• [Goal]
Please list all lines of the material below in which the string "طینت" occurs.
***
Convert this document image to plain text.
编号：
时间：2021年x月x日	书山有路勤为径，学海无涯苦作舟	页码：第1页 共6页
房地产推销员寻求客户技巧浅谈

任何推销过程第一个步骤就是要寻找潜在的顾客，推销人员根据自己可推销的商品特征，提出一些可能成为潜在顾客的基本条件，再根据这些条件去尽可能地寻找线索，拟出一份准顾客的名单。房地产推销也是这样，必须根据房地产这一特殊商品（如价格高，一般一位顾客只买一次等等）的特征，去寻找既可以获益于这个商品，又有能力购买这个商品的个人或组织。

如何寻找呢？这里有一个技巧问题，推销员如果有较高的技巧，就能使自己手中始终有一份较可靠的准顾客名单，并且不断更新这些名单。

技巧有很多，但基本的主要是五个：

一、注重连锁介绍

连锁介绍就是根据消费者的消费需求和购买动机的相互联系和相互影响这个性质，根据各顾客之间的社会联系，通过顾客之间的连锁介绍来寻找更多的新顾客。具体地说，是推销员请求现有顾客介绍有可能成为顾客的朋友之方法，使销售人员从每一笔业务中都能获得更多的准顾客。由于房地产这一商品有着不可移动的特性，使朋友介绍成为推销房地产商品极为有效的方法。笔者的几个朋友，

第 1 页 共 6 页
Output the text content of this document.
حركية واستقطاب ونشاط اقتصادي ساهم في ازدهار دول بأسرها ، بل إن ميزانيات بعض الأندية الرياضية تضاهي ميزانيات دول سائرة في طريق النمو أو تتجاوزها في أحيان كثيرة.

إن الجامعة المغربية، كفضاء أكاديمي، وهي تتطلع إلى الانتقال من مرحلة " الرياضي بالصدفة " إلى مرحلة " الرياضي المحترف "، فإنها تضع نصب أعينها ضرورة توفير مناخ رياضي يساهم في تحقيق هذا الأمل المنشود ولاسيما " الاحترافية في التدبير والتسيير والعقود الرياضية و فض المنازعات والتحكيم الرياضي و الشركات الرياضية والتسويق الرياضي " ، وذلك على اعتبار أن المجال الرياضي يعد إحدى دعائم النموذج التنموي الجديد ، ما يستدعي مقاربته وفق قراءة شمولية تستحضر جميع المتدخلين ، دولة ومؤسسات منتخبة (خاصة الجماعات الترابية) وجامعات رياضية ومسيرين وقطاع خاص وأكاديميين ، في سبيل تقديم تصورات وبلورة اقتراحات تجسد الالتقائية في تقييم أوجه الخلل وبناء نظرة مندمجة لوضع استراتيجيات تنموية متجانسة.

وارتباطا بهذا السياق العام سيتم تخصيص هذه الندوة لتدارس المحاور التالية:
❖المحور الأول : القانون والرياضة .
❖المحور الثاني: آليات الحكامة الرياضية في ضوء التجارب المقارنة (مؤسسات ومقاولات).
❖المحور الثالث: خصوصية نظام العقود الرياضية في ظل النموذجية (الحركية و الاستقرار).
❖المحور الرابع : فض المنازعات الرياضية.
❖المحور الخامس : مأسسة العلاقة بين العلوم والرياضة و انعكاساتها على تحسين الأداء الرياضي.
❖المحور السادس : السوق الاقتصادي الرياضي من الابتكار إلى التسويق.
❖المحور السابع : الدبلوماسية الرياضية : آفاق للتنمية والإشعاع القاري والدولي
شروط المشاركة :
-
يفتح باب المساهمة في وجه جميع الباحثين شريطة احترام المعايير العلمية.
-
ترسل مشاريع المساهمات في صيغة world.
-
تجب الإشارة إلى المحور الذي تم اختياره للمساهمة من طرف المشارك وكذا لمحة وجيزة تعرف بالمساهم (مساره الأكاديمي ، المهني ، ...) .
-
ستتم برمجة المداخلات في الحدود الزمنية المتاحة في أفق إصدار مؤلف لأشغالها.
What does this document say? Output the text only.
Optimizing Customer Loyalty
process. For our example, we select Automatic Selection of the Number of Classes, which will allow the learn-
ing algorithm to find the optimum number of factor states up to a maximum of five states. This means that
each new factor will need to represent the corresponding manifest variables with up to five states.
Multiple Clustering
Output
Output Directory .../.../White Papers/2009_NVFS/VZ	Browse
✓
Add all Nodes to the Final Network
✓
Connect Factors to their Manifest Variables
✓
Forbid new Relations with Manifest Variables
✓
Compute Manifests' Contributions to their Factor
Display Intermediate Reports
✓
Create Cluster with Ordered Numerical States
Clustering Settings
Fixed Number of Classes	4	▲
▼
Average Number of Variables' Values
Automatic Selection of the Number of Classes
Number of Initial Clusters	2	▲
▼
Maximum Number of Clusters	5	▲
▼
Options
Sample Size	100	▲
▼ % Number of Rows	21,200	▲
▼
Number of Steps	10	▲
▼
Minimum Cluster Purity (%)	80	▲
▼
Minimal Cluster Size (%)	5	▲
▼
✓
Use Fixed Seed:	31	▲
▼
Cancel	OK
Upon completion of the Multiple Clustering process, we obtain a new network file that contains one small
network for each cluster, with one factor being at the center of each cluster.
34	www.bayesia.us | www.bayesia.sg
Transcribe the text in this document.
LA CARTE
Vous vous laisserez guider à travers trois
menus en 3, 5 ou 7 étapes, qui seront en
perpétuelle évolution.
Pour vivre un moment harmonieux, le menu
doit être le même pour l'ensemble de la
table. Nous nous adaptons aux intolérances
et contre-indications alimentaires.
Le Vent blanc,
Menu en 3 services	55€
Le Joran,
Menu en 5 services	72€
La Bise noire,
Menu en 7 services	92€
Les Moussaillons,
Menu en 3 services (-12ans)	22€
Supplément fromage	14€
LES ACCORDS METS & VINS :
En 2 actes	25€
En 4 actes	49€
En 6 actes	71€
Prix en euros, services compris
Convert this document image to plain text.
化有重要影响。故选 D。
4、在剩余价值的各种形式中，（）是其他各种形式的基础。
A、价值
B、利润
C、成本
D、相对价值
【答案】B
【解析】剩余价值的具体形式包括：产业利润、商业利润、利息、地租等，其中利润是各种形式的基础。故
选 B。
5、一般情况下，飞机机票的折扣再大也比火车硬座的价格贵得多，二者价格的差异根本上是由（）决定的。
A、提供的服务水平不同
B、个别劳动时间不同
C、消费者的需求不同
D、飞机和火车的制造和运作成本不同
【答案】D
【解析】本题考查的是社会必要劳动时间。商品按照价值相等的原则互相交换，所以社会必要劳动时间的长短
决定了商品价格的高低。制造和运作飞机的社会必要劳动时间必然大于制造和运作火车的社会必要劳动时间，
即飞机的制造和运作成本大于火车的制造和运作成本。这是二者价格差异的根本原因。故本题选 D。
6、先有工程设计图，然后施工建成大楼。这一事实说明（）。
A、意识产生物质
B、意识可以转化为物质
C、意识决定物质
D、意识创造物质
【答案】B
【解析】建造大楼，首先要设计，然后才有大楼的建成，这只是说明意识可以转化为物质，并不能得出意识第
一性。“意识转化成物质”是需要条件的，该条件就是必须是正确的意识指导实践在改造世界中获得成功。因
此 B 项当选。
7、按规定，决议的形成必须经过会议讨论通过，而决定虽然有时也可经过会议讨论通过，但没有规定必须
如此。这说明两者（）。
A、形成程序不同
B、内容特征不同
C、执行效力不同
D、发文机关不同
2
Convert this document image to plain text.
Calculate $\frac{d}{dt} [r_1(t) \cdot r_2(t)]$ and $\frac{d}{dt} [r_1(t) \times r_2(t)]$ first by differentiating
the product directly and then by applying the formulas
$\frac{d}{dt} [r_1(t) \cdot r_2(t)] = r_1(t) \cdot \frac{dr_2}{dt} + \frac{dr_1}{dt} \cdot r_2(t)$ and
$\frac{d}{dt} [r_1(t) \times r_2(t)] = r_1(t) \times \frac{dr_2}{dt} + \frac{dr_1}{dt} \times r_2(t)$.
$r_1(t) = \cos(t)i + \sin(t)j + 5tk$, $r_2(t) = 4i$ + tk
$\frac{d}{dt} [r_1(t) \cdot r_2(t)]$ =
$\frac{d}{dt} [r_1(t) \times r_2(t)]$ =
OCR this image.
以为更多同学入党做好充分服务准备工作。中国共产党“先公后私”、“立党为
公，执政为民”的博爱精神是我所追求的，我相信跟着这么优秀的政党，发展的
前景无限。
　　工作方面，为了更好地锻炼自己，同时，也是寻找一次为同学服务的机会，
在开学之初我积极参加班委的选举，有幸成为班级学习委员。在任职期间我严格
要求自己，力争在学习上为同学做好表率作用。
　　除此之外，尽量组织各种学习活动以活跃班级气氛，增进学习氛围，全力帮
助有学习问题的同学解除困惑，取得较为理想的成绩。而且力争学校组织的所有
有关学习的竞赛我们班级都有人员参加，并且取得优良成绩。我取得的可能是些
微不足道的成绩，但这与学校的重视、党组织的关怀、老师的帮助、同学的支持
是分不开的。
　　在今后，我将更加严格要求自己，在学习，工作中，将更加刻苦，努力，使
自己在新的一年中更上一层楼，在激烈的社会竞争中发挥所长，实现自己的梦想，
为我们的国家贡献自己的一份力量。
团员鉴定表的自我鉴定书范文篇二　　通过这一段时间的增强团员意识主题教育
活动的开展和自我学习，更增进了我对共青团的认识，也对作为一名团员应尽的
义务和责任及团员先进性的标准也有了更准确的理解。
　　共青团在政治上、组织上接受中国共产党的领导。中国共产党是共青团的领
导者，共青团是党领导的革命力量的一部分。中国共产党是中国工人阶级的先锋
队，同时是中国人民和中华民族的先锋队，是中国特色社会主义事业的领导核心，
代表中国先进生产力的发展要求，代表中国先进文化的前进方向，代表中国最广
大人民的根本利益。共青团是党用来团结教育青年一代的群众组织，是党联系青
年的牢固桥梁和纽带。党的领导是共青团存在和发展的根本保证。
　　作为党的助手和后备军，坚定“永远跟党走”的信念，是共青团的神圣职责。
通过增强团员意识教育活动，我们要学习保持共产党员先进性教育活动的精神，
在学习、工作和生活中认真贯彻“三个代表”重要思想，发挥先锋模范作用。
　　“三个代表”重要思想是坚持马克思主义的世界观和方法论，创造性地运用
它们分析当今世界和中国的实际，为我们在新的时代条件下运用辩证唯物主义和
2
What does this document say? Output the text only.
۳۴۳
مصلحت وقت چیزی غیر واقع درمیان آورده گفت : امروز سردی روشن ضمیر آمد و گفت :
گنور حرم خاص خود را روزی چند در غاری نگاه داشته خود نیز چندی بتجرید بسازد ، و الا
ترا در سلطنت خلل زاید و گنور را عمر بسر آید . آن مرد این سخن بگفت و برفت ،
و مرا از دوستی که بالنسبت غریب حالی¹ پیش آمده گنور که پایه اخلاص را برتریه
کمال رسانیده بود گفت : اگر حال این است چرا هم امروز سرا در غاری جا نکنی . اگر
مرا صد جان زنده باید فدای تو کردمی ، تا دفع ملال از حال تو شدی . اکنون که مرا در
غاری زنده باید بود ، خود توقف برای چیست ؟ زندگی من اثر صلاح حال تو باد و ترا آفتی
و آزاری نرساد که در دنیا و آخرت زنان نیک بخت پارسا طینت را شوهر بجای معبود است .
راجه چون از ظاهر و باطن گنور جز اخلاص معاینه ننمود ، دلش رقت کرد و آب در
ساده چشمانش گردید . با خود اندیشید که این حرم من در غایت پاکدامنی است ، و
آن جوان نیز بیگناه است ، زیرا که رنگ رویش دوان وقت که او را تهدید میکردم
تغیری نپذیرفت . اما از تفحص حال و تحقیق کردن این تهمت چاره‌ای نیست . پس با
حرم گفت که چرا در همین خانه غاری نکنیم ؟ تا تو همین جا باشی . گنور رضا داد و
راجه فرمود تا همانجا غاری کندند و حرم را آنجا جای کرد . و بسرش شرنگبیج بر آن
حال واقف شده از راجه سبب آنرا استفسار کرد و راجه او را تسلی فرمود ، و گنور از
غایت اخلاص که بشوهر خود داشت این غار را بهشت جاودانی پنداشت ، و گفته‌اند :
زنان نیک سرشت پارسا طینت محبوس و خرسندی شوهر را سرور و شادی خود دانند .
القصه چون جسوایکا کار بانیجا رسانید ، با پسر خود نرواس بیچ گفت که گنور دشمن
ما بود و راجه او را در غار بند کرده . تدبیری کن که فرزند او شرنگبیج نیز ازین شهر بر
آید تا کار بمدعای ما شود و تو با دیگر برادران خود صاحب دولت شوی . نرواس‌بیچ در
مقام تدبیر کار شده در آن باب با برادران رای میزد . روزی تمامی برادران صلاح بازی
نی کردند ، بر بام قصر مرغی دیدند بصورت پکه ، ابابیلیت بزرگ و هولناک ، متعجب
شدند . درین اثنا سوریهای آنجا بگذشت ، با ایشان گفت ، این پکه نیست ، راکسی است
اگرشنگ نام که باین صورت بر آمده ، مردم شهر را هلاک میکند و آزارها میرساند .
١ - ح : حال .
***
• [Exercise result]
و آزاری نرساد که در دنیا و آخرت زنان نیک بخت پارسا طینت را شوهر بجای معبود است .
زنان نیک سرشت پارسا طینت محبوس و خرسندی شوهر را سرور و شادی خود دانند .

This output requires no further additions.